STATED TASK: Write out the data below in full, unchanged, minus the images.

EXERCISE INPUT:
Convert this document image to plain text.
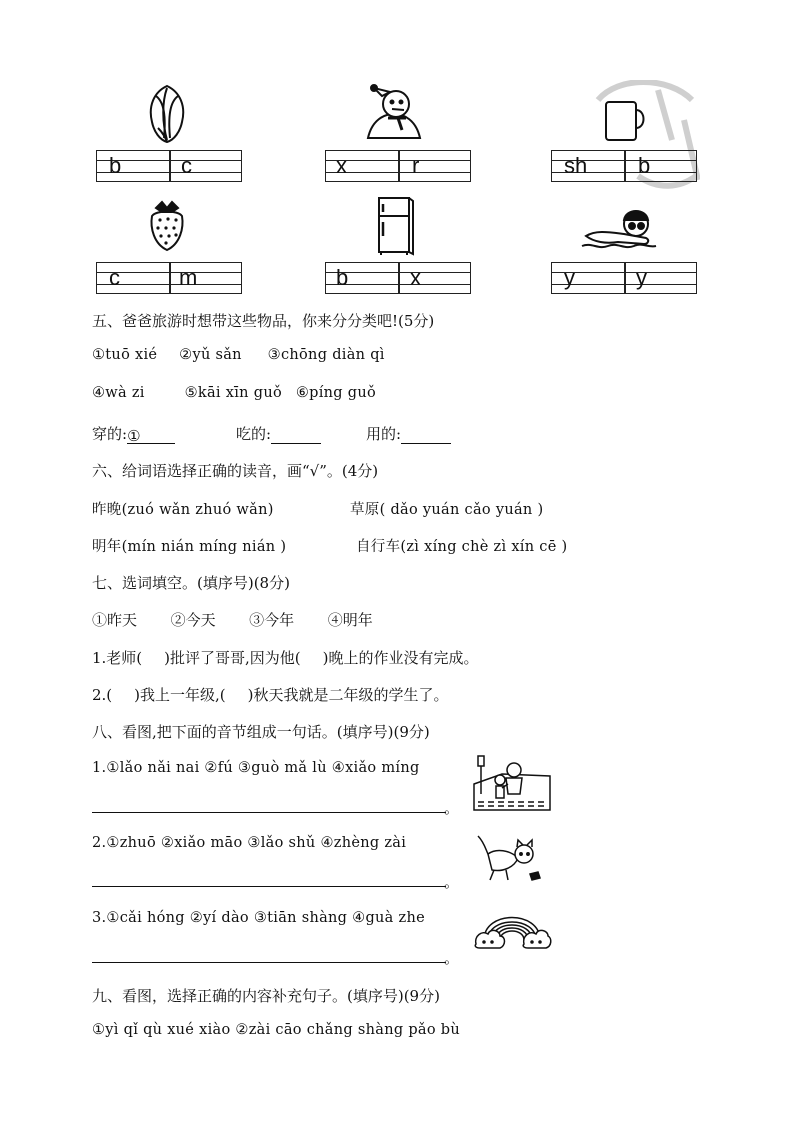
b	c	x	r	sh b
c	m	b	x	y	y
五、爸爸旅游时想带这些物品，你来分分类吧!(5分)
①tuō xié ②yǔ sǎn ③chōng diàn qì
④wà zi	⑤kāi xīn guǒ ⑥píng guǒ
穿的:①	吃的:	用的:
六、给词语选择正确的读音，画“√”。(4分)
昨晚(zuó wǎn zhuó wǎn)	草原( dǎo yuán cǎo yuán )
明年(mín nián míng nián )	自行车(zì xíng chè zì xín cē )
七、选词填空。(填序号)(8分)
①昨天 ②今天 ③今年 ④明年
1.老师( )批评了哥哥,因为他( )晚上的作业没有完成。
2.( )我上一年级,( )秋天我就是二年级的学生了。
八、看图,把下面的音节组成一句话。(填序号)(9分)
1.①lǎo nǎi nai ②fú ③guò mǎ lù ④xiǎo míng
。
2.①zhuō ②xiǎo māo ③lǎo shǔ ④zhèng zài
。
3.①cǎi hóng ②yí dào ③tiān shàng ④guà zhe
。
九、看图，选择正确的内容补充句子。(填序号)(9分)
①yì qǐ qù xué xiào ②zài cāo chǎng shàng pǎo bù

WORKED ANSWER:
Convert this document image to plain text.
b	c	x	r	sh b
c	m	b	x	y	y
五、爸爸旅游时想带这些物品，你来分分类吧!(5分)
①tuō xié ②yǔ sǎn ③chōng diàn qì
④wà zi	⑤kāi xīn guǒ ⑥píng guǒ
穿的:①	吃的:	用的:
六、给词语选择正确的读音，画“√”。(4分)
昨晚(zuó wǎn zhuó wǎn)	草原( dǎo yuán cǎo yuán )
明年(mín nián míng nián )	自行车(zì xíng chè zì xín cē )
七、选词填空。(填序号)(8分)
①昨天 ②今天 ③今年 ④明年
1.老师( )批评了哥哥,因为他( )晚上的作业没有完成。
2.( )我上一年级,( )秋天我就是二年级的学生了。
八、看图,把下面的音节组成一句话。(填序号)(9分)
1.①lǎo nǎi nai ②fú ③guò mǎ lù ④xiǎo míng
。
2.①zhuō ②xiǎo māo ③lǎo shǔ ④zhèng zài
。
3.①cǎi hóng ②yí dào ③tiān shàng ④guà zhe
。
九、看图，选择正确的内容补充句子。(填序号)(9分)
①yì qǐ qù xué xiào ②zài cāo chǎng shàng pǎo bù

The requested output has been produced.